> [PROVIDED TEXT]:
════

I think I already posted in this thread a while ago, but anyway... I'm homeschooled as well.


----------



## CinnamonEli (Jun 13, 2017)

Didn't have time for full reply earlier, so I said lots
Lol
I have four horses, a bunch of chickens, two sheep, five cats, two dogs

How about you?


----------



## Goatgirl47 (Jun 13, 2017)

You don't have any goats @CinnamonEli! LOL.


----------



## CinnamonEli (Jun 13, 2017)

Nope no goats here, but everyone always thinks our hair sheep are goats.  Lol.

On a side note, i always wanted a fainting goat


----------



## Goatgirl47 (Jun 13, 2017)

Fainting goats are amazing. Go for it!


----------



## BunnyBoxHop (Jun 14, 2017)

CinnamonEli said:


> Didn't have time for full reply earlier, so I said lots
> Lol
> I have four horses, a bunch of chickens, two sheep, five cats, two dogs
> 
> How about you?


I have 10 hens, 4 cats, 1 bunny, 1 fish, 2 dogs and 2 ducks! 

What do you enjoy doing?


----------



## CinnamonEli (Jun 21, 2017)

Hmmm anything really... reading, writing, riding horses.
You?


----------



## BunnyBoxHop (Jun 21, 2017)

CinnamonEli said:


> Hmmm anything really... reading, writing, riding horses.
> You?

════

> [EXTRACTED MATERIAL]:
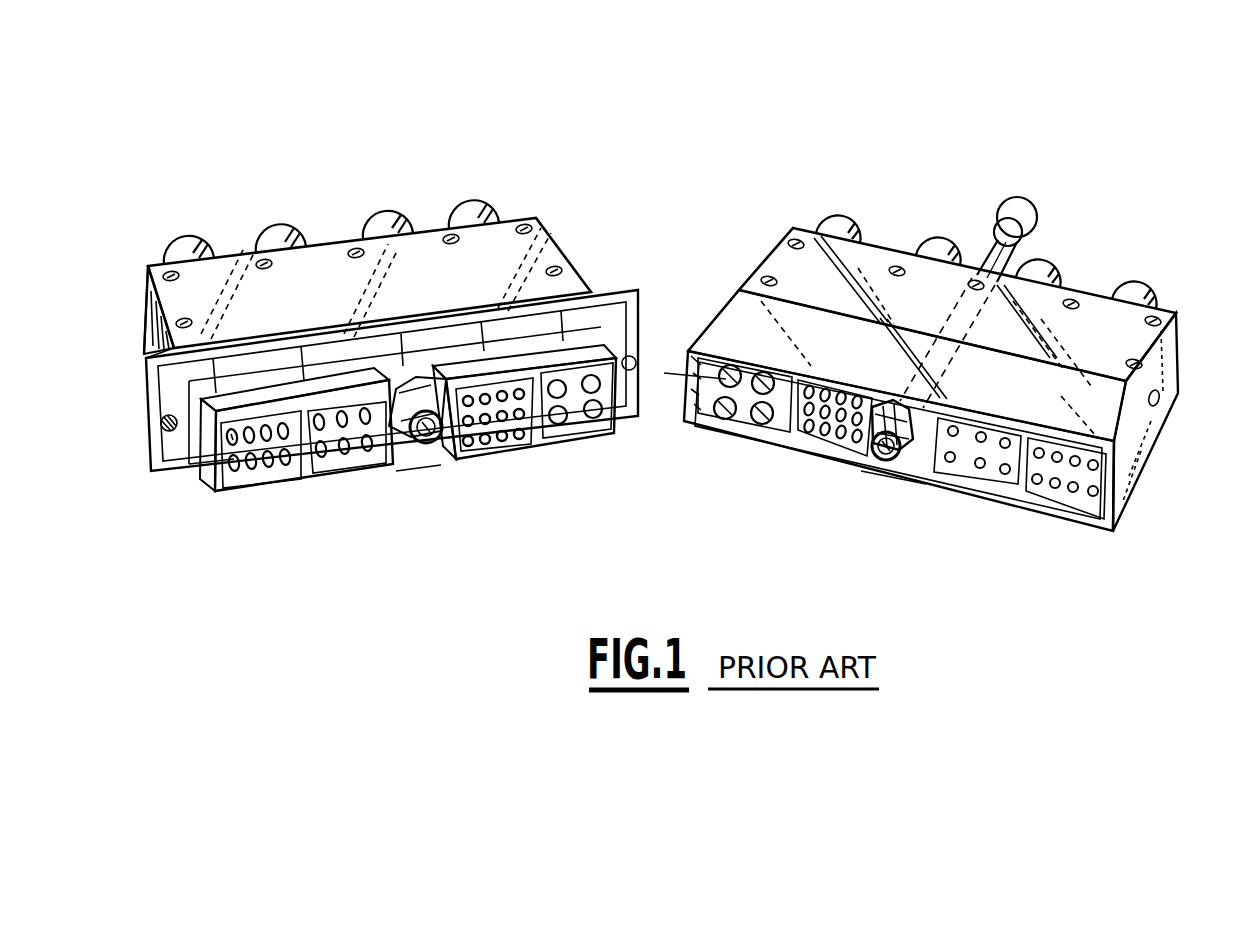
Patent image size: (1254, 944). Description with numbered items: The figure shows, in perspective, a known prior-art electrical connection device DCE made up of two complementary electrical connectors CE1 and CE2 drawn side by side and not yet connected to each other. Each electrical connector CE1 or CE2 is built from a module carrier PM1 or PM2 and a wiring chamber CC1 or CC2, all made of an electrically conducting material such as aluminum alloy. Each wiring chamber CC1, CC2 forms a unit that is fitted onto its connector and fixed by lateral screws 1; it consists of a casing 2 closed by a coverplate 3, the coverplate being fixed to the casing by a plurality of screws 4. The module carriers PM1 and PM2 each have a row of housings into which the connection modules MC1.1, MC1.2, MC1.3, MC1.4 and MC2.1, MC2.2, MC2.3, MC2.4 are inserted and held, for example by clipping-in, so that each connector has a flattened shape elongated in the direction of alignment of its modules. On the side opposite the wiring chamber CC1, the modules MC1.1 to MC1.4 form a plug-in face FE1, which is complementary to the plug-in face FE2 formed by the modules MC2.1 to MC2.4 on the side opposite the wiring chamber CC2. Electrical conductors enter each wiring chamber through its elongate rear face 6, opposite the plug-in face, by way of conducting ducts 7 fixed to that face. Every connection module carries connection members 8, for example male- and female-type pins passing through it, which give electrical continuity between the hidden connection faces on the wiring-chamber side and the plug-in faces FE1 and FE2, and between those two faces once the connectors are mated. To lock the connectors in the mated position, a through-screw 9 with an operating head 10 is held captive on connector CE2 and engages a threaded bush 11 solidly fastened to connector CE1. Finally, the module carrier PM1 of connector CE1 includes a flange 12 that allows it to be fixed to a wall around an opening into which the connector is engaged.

The electrical connection device DCE is at (675, 178).
The electrical connector CE1 is at (132, 378).
The electrical connector CE2 is at (1193, 300).
The lateral screws 1 is at (1160, 398).
The casing 2 is at (148, 295).
The coverplate 3 is at (548, 240).
The screws 4 is at (360, 252).
The elongate rear face 6 is at (237, 245).
The conducting ducts 7 is at (282, 235).
The connection members 8 is at (243, 480).
The through-screw 9 is at (881, 462).
The operating head 10 is at (1014, 206).
The threaded bush 11 is at (433, 442).
The flange 12 is at (165, 455).
The wiring chamber CC1 is at (328, 270).
The wiring chamber CC2 is at (875, 262).
The module carrier PM1 is at (573, 288).
The module carrier PM2 is at (1098, 433).
The plug-in face FE1 is at (415, 485).
The plug-in face FE2 is at (902, 492).
The connection module MC1.1 is at (277, 467).
The connection module MC1.2 is at (363, 452).
The connection module MC1.3 is at (510, 423).
The connection module MC1.4 is at (582, 418).
The connection module MC2.1 is at (1060, 492).
The connection module MC2.2 is at (987, 467).
The connection module MC2.3 is at (830, 440).
The connection module MC2.4 is at (743, 410).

════

In the forum thread, what animal does everyone think CinnamonEli's hair sheep are? The items have no role here.

> [RESPONSE TO THIS TASK]: Goats.